[EXERCISE DIRECTIONS]:
Gather every line from the entries below that includes "estamos".

[Data items]
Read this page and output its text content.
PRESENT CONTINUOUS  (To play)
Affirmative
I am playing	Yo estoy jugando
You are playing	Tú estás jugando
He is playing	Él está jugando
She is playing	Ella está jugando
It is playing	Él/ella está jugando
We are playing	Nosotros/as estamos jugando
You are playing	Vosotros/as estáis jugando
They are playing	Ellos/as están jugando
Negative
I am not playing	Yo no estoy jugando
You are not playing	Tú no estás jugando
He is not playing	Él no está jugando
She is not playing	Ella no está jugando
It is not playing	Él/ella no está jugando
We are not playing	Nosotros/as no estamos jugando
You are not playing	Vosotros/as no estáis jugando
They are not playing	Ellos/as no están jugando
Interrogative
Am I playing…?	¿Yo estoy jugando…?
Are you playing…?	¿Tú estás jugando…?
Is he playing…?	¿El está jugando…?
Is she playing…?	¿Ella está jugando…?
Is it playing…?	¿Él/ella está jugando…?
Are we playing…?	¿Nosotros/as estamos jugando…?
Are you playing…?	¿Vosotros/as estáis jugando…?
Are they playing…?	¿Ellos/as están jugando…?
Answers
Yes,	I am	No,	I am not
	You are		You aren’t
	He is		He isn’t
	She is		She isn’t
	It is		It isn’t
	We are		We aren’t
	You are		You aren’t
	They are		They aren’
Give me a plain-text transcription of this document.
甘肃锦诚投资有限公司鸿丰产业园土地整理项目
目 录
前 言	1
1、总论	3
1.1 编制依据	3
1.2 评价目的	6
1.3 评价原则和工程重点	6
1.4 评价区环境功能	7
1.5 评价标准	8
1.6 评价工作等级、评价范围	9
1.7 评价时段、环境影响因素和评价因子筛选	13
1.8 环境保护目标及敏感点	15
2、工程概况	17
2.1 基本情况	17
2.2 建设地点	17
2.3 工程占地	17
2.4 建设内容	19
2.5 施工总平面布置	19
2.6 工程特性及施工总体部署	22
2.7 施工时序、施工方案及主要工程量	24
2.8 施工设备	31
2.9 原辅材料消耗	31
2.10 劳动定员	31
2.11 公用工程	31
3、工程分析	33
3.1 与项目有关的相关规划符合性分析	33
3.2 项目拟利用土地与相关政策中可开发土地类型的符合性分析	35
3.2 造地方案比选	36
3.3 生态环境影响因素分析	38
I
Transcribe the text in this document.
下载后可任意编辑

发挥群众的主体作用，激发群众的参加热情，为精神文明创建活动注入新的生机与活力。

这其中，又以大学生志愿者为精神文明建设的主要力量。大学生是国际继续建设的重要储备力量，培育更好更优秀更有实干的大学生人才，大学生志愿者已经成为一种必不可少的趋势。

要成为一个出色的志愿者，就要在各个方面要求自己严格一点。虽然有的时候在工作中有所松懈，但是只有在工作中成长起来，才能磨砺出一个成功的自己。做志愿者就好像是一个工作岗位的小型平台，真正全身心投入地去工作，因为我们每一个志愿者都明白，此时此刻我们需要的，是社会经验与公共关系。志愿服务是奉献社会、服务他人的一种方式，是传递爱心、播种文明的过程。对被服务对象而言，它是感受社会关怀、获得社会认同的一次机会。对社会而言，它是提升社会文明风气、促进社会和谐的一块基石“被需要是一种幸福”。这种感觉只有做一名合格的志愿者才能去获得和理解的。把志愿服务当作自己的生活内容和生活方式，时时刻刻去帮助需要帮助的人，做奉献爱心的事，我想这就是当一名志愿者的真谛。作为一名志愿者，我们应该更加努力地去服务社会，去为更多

[RESPONSE BELOW]:
We are playing	Nosotros/as estamos jugando
We are not playing	Nosotros/as no estamos jugando
Are we playing…?	¿Nosotros/as estamos jugando…?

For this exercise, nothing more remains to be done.